What needs to be done -> Look through the lines below and extract any with the word "Literary".

[Start Dataset records]

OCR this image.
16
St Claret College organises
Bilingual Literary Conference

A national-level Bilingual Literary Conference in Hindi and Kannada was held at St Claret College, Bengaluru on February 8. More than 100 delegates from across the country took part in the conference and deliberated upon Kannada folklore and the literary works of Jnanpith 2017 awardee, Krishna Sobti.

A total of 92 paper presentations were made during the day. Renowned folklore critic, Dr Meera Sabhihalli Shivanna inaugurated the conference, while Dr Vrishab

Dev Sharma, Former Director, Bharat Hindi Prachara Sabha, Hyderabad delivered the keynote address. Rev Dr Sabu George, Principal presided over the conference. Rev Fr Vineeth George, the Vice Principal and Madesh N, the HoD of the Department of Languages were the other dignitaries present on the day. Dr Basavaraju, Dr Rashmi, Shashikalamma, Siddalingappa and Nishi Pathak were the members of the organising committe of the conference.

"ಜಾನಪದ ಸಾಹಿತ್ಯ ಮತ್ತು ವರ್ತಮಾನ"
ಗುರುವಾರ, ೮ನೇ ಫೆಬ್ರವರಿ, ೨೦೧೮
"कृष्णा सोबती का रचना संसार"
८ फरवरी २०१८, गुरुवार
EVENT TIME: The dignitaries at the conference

[End Dataset records]

Reply to the exercise ->
Bilingual Literary Conference
A national-level Bilingual Literary Conference in Hindi and Kannada was held at St Claret College, Bengaluru on February 8. More than 100 delegates from across the country took part in the conference and deliberated upon Kannada folklore and the literary works of Jnanpith 2017 awardee, Krishna Sobti.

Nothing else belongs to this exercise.